### Data excerpts

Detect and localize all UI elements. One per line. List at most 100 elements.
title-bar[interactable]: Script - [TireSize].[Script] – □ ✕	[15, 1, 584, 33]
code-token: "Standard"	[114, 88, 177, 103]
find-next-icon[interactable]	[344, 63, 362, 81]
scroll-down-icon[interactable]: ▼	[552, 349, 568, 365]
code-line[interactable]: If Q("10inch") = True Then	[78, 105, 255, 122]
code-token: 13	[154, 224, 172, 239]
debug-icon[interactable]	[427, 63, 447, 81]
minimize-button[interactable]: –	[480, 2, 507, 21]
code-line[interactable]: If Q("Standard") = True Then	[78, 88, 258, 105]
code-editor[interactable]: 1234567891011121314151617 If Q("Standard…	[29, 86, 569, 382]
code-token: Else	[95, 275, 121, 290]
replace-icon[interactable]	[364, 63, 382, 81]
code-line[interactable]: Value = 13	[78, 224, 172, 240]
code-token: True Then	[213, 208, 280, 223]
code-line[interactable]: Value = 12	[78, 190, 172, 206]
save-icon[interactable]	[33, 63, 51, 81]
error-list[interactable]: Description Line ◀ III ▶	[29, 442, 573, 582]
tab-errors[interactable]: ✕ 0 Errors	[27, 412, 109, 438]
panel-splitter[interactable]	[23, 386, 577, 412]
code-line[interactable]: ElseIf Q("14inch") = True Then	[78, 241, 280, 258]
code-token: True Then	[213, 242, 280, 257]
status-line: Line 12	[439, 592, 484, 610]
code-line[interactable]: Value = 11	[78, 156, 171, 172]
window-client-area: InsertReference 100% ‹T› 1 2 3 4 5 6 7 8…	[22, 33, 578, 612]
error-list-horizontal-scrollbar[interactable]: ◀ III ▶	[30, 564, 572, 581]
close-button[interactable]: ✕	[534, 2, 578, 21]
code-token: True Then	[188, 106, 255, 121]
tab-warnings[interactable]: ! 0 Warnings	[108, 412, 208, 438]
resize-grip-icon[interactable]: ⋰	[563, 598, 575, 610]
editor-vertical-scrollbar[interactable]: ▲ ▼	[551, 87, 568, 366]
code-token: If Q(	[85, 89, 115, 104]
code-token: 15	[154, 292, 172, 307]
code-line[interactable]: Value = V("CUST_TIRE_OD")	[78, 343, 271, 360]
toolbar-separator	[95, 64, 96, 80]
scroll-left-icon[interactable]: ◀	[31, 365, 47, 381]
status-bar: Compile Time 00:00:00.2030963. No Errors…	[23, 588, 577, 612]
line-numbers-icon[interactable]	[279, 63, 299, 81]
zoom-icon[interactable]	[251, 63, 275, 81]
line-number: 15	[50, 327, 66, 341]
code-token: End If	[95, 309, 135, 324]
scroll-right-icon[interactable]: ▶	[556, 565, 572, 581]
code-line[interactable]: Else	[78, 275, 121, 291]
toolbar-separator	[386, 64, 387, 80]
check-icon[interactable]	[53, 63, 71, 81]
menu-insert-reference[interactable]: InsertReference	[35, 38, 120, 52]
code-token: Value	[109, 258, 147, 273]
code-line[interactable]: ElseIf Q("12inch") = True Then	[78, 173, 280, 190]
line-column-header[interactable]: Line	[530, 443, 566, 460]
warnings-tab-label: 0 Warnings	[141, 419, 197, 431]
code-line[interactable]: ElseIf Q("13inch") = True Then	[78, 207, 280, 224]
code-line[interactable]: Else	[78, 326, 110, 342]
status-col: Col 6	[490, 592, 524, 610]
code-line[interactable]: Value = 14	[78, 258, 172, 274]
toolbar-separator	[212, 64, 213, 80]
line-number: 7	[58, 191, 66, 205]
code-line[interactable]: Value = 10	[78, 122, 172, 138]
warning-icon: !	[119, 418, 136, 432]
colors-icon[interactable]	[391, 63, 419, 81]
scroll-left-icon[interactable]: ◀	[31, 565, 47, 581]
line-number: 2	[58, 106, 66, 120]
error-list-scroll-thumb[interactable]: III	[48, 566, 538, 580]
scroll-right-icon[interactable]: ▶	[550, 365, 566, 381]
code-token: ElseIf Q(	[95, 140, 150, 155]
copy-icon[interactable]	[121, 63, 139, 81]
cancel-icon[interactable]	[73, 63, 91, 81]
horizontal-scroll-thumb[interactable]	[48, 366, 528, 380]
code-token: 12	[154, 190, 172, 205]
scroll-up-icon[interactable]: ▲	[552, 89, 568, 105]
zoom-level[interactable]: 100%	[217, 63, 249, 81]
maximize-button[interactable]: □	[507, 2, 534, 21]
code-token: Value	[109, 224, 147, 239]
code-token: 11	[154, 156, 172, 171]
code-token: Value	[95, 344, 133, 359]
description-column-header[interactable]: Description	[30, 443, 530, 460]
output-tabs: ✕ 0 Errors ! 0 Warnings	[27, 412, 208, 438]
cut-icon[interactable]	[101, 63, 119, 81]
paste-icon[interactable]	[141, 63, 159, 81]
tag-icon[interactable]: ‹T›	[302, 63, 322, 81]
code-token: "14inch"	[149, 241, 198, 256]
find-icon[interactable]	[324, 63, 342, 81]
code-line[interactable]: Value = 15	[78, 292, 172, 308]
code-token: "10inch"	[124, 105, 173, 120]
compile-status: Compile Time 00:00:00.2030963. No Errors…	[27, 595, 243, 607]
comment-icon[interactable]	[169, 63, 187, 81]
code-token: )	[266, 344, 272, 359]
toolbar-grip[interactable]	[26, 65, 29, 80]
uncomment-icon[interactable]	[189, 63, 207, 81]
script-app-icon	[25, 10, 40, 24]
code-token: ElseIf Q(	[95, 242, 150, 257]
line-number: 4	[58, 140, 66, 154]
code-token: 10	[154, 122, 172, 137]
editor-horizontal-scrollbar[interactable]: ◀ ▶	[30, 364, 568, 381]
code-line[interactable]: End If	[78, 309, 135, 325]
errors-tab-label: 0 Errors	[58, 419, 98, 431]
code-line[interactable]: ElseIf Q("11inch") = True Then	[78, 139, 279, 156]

---

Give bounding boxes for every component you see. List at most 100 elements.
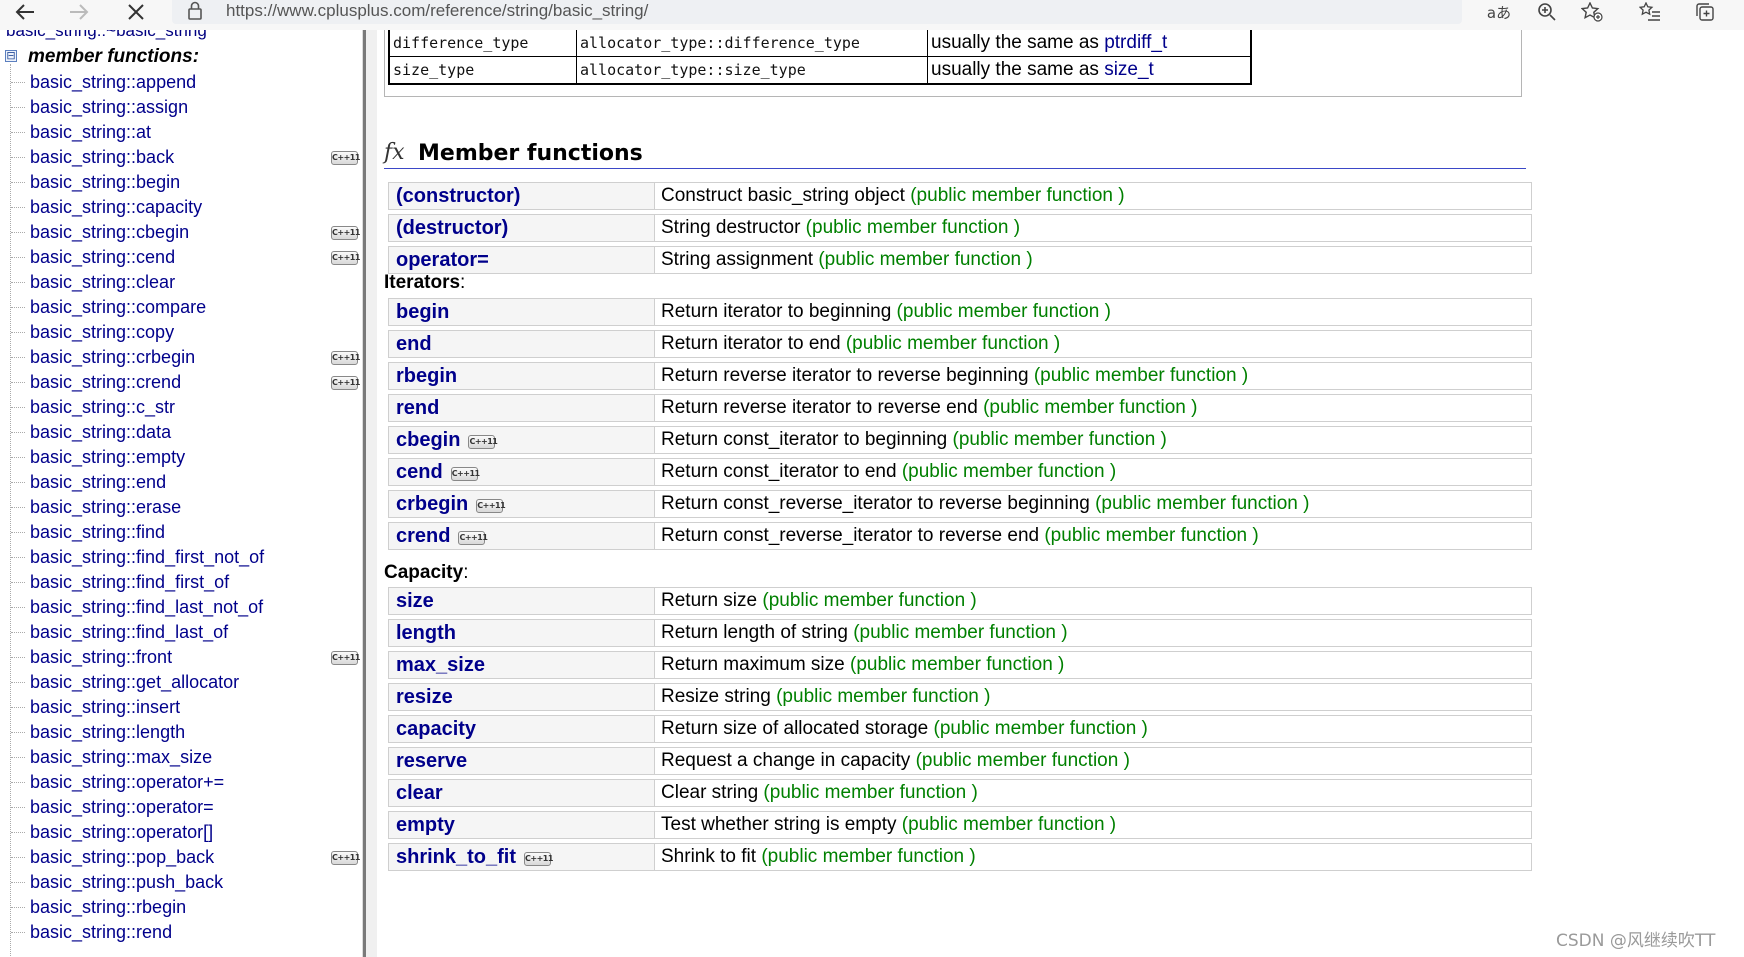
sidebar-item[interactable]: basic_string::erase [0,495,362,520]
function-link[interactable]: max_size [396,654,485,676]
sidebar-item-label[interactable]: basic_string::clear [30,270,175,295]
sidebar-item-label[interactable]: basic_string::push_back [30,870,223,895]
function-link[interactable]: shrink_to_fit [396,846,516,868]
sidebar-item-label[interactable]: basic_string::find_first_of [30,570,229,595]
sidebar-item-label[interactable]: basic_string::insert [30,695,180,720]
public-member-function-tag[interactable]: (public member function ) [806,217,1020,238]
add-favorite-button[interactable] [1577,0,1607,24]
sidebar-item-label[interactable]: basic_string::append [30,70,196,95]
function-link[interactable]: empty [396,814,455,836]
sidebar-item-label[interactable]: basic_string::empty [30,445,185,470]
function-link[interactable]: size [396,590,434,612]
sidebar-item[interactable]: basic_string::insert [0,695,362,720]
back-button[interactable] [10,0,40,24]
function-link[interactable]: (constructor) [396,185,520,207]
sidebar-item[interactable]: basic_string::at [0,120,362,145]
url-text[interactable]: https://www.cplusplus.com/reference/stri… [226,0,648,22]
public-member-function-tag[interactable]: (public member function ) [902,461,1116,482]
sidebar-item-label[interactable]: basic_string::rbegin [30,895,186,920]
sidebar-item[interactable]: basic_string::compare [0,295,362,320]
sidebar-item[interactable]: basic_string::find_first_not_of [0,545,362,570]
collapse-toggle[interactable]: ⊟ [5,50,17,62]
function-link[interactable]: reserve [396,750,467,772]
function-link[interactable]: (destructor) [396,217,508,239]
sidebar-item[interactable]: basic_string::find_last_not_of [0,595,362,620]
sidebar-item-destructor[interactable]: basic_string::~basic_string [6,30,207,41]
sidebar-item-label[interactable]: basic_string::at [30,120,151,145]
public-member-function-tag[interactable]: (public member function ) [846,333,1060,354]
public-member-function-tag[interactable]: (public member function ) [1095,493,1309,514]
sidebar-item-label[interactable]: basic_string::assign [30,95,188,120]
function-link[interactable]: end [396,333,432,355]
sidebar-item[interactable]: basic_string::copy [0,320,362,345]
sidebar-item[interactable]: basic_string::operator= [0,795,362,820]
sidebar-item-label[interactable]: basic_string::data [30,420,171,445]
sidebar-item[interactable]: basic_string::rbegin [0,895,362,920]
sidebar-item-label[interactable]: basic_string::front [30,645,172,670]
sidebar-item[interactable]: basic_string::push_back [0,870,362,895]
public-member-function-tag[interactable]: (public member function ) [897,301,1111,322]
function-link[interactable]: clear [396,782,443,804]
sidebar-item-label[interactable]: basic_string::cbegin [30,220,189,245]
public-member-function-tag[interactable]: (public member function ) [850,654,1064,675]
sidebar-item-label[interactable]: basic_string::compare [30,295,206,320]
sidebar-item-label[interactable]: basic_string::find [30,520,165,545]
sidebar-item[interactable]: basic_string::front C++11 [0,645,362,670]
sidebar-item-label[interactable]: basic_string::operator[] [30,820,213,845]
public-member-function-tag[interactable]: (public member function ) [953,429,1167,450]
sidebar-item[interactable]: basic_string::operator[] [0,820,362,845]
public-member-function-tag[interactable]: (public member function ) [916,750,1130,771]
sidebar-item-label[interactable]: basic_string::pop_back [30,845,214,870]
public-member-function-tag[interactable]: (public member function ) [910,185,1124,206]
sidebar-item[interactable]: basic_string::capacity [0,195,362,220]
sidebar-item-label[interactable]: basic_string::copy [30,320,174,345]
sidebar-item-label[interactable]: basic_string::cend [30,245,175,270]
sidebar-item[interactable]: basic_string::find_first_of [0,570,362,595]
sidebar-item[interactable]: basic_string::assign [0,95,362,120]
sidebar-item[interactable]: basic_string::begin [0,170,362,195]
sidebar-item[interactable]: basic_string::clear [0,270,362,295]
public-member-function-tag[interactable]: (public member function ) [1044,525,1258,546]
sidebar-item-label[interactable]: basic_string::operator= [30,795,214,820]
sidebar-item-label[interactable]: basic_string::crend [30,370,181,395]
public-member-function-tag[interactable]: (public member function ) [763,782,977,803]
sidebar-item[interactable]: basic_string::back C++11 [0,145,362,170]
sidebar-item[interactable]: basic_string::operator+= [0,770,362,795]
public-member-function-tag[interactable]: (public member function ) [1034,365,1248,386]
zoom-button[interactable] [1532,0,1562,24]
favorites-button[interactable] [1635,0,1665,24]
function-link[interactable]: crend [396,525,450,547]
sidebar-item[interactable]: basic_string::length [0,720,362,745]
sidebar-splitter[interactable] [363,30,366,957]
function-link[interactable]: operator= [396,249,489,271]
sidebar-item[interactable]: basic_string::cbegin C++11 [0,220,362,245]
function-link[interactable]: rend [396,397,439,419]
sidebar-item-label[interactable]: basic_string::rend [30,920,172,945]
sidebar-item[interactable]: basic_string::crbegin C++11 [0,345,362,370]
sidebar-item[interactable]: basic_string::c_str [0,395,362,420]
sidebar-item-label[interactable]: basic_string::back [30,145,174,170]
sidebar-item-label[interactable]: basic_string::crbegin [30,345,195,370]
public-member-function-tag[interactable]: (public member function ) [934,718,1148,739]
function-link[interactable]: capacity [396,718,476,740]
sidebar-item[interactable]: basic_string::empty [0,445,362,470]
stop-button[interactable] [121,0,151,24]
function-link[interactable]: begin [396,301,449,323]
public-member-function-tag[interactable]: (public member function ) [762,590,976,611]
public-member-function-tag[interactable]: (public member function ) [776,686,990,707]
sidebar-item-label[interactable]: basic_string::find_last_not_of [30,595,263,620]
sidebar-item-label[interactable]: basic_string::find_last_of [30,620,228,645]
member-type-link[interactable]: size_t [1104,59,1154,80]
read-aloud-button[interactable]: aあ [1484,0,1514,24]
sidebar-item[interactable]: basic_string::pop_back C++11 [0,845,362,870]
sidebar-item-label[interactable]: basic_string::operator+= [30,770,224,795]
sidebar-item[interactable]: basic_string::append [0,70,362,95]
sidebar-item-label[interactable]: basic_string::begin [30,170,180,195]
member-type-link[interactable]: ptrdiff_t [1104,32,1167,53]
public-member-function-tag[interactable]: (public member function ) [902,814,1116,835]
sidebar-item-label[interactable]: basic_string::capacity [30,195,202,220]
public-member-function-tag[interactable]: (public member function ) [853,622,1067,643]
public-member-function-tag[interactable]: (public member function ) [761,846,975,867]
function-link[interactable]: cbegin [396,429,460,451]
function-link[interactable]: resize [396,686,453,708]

### Job
Copy the material verbatim, starting with the line that contains "Detect and localize" and going on through the line that contains "63, 447, 81]", with both of those lines included.

### Solution below
Detect and localize all UI elements. One per line. List at most 100 elements.
title-bar[interactable]: Script - [TireSize].[Script] – □ ✕	[15, 1, 584, 33]
code-token: "Standard"	[114, 88, 177, 103]
find-next-icon[interactable]	[344, 63, 362, 81]
scroll-down-icon[interactable]: ▼	[552, 349, 568, 365]
code-line[interactable]: If Q("10inch") = True Then	[78, 105, 255, 122]
code-token: 13	[154, 224, 172, 239]
debug-icon[interactable]	[427, 63, 447, 81]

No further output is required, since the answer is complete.